**A run of records**
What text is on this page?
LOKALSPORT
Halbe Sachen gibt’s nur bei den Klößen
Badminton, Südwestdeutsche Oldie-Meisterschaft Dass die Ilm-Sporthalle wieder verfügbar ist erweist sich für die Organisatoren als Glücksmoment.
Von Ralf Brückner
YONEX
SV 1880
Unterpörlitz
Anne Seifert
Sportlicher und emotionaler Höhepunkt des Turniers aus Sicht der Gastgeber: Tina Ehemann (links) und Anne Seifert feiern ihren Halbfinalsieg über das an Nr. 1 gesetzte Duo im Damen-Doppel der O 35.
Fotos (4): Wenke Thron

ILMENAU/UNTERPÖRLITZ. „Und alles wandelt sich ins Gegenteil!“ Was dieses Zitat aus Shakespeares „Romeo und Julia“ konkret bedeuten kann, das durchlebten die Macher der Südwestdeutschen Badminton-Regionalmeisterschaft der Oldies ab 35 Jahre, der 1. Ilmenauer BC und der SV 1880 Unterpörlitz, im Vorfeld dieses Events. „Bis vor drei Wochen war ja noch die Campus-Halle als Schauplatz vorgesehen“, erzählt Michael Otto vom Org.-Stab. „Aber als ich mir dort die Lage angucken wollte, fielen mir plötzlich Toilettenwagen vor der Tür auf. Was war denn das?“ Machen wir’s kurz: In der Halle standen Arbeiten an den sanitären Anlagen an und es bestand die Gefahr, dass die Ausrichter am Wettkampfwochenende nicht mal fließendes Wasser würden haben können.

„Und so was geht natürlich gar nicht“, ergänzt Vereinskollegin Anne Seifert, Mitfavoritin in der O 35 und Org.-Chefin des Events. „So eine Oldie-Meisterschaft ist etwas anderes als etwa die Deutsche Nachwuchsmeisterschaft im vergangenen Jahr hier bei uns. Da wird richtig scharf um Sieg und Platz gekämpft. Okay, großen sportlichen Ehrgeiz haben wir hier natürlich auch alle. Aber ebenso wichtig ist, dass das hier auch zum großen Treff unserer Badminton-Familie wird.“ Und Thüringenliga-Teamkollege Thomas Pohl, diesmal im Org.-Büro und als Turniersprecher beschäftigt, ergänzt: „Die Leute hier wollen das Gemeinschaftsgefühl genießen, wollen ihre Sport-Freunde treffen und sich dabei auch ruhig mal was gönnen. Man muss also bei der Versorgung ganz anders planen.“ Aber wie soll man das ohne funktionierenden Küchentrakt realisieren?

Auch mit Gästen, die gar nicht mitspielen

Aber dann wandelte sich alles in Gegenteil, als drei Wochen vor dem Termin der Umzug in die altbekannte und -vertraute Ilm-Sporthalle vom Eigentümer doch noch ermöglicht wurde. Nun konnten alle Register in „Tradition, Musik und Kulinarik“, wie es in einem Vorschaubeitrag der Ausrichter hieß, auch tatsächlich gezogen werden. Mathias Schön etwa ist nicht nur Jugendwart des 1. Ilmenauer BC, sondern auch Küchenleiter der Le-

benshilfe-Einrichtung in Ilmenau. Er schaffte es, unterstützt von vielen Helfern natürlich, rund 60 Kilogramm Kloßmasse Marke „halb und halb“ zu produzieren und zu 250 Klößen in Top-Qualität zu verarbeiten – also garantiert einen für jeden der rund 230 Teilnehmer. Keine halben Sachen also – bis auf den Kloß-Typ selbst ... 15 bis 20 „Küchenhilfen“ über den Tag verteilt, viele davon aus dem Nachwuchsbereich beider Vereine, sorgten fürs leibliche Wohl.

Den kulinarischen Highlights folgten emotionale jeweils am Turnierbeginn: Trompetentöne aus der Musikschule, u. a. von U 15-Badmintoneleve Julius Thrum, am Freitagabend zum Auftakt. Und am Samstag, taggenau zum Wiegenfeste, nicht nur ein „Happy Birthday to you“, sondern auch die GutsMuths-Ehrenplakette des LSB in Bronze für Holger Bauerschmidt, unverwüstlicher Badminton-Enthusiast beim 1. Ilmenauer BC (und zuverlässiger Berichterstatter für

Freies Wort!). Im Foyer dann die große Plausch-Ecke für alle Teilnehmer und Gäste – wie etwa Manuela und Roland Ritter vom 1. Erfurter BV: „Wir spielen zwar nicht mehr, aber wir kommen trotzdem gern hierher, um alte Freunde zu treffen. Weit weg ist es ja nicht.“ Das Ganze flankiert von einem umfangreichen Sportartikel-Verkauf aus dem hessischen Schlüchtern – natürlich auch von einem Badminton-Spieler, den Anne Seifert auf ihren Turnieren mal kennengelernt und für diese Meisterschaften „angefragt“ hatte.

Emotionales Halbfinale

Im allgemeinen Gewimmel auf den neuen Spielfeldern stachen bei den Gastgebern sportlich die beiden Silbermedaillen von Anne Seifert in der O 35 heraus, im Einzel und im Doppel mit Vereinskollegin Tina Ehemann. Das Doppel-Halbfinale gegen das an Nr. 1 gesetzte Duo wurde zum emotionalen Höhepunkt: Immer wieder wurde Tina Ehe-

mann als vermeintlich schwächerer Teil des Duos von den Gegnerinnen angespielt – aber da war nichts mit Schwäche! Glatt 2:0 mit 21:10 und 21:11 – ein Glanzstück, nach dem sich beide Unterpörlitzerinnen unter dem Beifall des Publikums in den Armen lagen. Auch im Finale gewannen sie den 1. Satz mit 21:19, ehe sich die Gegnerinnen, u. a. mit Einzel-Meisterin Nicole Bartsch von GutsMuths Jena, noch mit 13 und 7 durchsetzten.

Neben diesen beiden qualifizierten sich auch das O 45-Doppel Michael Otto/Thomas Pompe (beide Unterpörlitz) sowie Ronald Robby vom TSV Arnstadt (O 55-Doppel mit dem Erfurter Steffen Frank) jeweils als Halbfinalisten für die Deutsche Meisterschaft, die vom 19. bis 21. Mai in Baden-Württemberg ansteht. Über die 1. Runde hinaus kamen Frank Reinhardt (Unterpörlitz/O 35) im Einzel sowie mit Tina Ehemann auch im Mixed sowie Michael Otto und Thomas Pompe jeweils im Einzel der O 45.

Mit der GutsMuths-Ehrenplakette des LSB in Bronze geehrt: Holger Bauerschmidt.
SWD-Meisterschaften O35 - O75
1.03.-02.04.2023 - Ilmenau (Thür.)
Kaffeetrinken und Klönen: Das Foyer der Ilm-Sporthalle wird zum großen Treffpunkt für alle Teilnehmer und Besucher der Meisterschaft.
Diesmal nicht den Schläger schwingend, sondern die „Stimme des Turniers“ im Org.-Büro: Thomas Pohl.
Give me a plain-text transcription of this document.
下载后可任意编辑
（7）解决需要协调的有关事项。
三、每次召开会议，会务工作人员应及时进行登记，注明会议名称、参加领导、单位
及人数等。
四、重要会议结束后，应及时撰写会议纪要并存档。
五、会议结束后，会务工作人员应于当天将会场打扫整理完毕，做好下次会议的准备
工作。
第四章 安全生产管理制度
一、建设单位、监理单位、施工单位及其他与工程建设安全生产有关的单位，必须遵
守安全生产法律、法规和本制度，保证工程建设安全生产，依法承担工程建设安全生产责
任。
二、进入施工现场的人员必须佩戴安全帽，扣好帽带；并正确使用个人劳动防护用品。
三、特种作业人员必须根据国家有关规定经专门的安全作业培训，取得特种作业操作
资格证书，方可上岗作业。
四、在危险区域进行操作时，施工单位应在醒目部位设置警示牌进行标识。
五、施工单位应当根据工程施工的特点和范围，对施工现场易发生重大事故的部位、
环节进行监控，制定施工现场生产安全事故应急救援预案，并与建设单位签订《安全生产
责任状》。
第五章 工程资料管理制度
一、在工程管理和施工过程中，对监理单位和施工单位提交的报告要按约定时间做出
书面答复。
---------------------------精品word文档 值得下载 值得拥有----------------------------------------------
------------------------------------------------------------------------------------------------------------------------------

**Exercise aim**
Check each line of the data above for the word "text" and say how many lines have it. Give the number alone.

**Response**
2